[Records]
################

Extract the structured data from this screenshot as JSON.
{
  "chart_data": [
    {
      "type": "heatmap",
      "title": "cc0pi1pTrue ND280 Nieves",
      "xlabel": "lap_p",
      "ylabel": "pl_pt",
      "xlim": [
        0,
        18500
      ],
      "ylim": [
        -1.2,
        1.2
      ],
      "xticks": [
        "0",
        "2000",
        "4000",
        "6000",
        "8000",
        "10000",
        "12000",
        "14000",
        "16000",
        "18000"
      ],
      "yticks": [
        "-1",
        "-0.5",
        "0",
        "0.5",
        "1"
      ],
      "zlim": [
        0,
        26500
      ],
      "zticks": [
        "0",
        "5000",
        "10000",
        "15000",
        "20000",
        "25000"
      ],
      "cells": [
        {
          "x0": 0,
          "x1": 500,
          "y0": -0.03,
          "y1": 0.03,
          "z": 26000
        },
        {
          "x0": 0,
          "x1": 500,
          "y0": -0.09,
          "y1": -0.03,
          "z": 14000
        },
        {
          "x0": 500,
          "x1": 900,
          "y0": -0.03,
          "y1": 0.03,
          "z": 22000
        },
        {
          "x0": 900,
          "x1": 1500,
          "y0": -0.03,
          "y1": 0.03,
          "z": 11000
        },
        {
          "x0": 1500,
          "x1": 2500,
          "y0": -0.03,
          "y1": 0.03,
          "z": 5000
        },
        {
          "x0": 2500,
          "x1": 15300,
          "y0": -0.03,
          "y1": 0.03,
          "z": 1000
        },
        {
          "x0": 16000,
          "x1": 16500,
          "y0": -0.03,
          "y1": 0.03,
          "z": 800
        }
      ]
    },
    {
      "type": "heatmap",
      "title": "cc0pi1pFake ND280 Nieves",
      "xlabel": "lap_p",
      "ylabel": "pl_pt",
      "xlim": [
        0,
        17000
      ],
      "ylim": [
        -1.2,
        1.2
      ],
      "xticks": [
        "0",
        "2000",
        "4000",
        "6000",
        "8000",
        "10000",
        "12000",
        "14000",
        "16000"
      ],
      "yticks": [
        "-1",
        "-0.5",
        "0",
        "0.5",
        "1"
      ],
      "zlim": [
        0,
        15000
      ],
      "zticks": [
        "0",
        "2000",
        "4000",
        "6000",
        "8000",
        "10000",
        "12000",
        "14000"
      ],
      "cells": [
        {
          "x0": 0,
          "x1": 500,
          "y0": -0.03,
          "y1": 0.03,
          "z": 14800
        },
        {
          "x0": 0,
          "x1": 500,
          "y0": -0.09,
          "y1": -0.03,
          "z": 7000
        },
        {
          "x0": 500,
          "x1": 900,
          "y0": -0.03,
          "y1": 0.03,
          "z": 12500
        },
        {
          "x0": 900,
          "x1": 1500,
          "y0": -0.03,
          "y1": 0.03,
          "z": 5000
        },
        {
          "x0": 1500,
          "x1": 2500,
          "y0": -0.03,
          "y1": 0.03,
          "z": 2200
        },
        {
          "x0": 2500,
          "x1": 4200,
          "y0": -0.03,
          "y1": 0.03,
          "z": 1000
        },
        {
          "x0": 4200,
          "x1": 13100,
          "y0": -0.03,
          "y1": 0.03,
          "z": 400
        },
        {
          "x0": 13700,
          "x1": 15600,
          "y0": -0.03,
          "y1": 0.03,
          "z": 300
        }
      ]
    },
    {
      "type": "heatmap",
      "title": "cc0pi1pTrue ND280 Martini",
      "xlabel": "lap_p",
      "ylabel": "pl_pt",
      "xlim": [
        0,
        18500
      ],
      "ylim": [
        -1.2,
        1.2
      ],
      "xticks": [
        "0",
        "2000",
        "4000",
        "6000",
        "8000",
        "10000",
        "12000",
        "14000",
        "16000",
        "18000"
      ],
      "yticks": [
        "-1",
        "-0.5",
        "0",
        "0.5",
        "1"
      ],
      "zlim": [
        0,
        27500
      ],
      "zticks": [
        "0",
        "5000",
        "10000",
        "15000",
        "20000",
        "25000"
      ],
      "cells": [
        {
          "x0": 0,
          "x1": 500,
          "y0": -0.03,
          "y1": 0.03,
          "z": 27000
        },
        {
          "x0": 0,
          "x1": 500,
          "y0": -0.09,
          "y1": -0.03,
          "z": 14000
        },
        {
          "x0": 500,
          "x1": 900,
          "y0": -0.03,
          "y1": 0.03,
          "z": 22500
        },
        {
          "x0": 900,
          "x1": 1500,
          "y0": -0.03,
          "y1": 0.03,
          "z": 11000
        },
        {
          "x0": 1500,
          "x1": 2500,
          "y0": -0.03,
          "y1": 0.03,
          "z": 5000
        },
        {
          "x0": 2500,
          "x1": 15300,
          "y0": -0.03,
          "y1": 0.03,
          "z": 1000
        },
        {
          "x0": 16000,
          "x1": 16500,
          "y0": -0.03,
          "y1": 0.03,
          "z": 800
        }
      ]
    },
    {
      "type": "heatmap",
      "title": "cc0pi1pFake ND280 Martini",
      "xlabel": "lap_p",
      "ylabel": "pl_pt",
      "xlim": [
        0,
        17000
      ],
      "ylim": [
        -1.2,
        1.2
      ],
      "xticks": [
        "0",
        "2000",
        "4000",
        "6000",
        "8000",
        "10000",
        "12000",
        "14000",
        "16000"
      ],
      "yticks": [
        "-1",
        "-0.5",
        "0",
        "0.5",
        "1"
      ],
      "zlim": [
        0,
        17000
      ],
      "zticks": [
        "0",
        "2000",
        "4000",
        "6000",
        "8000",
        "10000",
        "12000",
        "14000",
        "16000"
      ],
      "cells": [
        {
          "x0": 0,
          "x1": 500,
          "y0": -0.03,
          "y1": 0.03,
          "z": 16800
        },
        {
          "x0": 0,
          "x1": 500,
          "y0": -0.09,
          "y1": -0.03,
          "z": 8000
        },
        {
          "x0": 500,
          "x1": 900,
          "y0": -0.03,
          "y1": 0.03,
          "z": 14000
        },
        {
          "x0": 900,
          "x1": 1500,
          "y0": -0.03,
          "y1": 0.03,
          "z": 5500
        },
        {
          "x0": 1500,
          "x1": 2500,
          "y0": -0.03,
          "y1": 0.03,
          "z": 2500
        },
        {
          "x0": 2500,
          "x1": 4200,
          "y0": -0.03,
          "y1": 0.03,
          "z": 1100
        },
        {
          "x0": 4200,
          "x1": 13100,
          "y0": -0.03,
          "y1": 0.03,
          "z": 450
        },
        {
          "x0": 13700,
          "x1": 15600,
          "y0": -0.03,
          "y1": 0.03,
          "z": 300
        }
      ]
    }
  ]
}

################

**Task to carry out**
Output all of the data above without any alteration.

**Task response**
Extract the structured data from this screenshot as JSON.
{
  "chart_data": [
    {
      "type": "heatmap",
      "title": "cc0pi1pTrue ND280 Nieves",
      "xlabel": "lap_p",
      "ylabel": "pl_pt",
      "xlim": [
        0,
        18500
      ],
      "ylim": [
        -1.2,
        1.2
      ],
      "xticks": [
        "0",
        "2000",
        "4000",
        "6000",
        "8000",
        "10000",
        "12000",
        "14000",
        "16000",
        "18000"
      ],
      "yticks": [
        "-1",
        "-0.5",
        "0",
        "0.5",
        "1"
      ],
      "zlim": [
        0,
        26500
      ],
      "zticks": [
        "0",
        "5000",
        "10000",
        "15000",
        "20000",
        "25000"
      ],
      "cells": [
        {
          "x0": 0,
          "x1": 500,
          "y0": -0.03,
          "y1": 0.03,
          "z": 26000
        },
        {
          "x0": 0,
          "x1": 500,
          "y0": -0.09,
          "y1": -0.03,
          "z": 14000
        },
        {
          "x0": 500,
          "x1": 900,
          "y0": -0.03,
          "y1": 0.03,
          "z": 22000
        },
        {
          "x0": 900,
          "x1": 1500,
          "y0": -0.03,
          "y1": 0.03,
          "z": 11000
        },
        {
          "x0": 1500,
          "x1": 2500,
          "y0": -0.03,
          "y1": 0.03,
          "z": 5000
        },
        {
          "x0": 2500,
          "x1": 15300,
          "y0": -0.03,
          "y1": 0.03,
          "z": 1000
        },
        {
          "x0": 16000,
          "x1": 16500,
          "y0": -0.03,
          "y1": 0.03,
          "z": 800
        }
      ]
    },
    {
      "type": "heatmap",
      "title": "cc0pi1pFake ND280 Nieves",
      "xlabel": "lap_p",
      "ylabel": "pl_pt",
      "xlim": [
        0,
        17000
      ],
      "ylim": [
        -1.2,
        1.2
      ],
      "xticks": [
        "0",
        "2000",
        "4000",
        "6000",
        "8000",
        "10000",
        "12000",
        "14000",
        "16000"
      ],
      "yticks": [
        "-1",
        "-0.5",
        "0",
        "0.5",
        "1"
      ],
      "zlim": [
        0,
        15000
      ],
      "zticks": [
        "0",
        "2000",
        "4000",
        "6000",
        "8000",
        "10000",
        "12000",
        "14000"
      ],
      "cells": [
        {
          "x0": 0,
          "x1": 500,
          "y0": -0.03,
          "y1": 0.03,
          "z": 14800
        },
        {
          "x0": 0,
          "x1": 500,
          "y0": -0.09,
          "y1": -0.03,
          "z": 7000
        },
        {
          "x0": 500,
          "x1": 900,
          "y0": -0.03,
          "y1": 0.03,
          "z": 12500
        },
        {
          "x0": 900,
          "x1": 1500,
          "y0": -0.03,
          "y1": 0.03,
          "z": 5000
        },
        {
          "x0": 1500,
          "x1": 2500,
          "y0": -0.03,
          "y1": 0.03,
          "z": 2200
        },
        {
          "x0": 2500,
          "x1": 4200,
          "y0": -0.03,
          "y1": 0.03,
          "z": 1000
        },
        {
          "x0": 4200,
          "x1": 13100,
          "y0": -0.03,
          "y1": 0.03,
          "z": 400
        },
        {
          "x0": 13700,
          "x1": 15600,
          "y0": -0.03,
          "y1": 0.03,
          "z": 300
        }
      ]
    },
    {
      "type": "heatmap",
      "title": "cc0pi1pTrue ND280 Martini",
      "xlabel": "lap_p",
      "ylabel": "pl_pt",
      "xlim": [
        0,
        18500
      ],
      "ylim": [
        -1.2,
        1.2
      ],
      "xticks": [
        "0",
        "2000",
        "4000",
        "6000",
        "8000",
        "10000",
        "12000",
        "14000",
        "16000",
        "18000"
      ],
      "yticks": [
        "-1",
        "-0.5",
        "0",
        "0.5",
        "1"
      ],
      "zlim": [
        0,
        27500
      ],
      "zticks": [
        "0",
        "5000",
        "10000",
        "15000",
        "20000",
        "25000"
      ],
      "cells": [
        {
          "x0": 0,
          "x1": 500,
          "y0": -0.03,
          "y1": 0.03,
          "z": 27000
        },
        {
          "x0": 0,
          "x1": 500,
          "y0": -0.09,
          "y1": -0.03,
          "z": 14000
        },
        {
          "x0": 500,
          "x1": 900,
          "y0": -0.03,
          "y1": 0.03,
          "z": 22500
        },
        {
          "x0": 900,
          "x1": 1500,
          "y0": -0.03,
          "y1": 0.03,
          "z": 11000
        },
        {
          "x0": 1500,
          "x1": 2500,
          "y0": -0.03,
          "y1": 0.03,
          "z": 5000
        },
        {
          "x0": 2500,
          "x1": 15300,
          "y0": -0.03,
          "y1": 0.03,
          "z": 1000
        },
        {
          "x0": 16000,
          "x1": 16500,
          "y0": -0.03,
          "y1": 0.03,
          "z": 800
        }
      ]
    },
    {
      "type": "heatmap",
      "title": "cc0pi1pFake ND280 Martini",
      "xlabel": "lap_p",
      "ylabel": "pl_pt",
      "xlim": [
        0,
        17000
      ],
      "ylim": [
        -1.2,
        1.2
      ],
      "xticks": [
        "0",
        "2000",
        "4000",
        "6000",
        "8000",
        "10000",
        "12000",
        "14000",
        "16000"
      ],
      "yticks": [
        "-1",
        "-0.5",
        "0",
        "0.5",
        "1"
      ],
      "zlim": [
        0,
        17000
      ],
      "zticks": [
        "0",
        "2000",
        "4000",
        "6000",
        "8000",
        "10000",
        "12000",
        "14000",
        "16000"
      ],
      "cells": [
        {
          "x0": 0,
          "x1": 500,
          "y0": -0.03,
          "y1": 0.03,
          "z": 16800
        },
        {
          "x0": 0,
          "x1": 500,
          "y0": -0.09,
          "y1": -0.03,
          "z": 8000
        },
        {
          "x0": 500,
          "x1": 900,
          "y0": -0.03,
          "y1": 0.03,
          "z": 14000
        },
        {
          "x0": 900,
          "x1": 1500,
          "y0": -0.03,
          "y1": 0.03,
          "z": 5500
        },
        {
          "x0": 1500,
          "x1": 2500,
          "y0": -0.03,
          "y1": 0.03,
          "z": 2500
        },
        {
          "x0": 2500,
          "x1": 4200,
          "y0": -0.03,
          "y1": 0.03,
          "z": 1100
        },
        {
          "x0": 4200,
          "x1": 13100,
          "y0": -0.03,
          "y1": 0.03,
          "z": 450
        },
        {
          "x0": 13700,
          "x1": 15600,
          "y0": -0.03,
          "y1": 0.03,
          "z": 300
        }
      ]
    }
  ]
}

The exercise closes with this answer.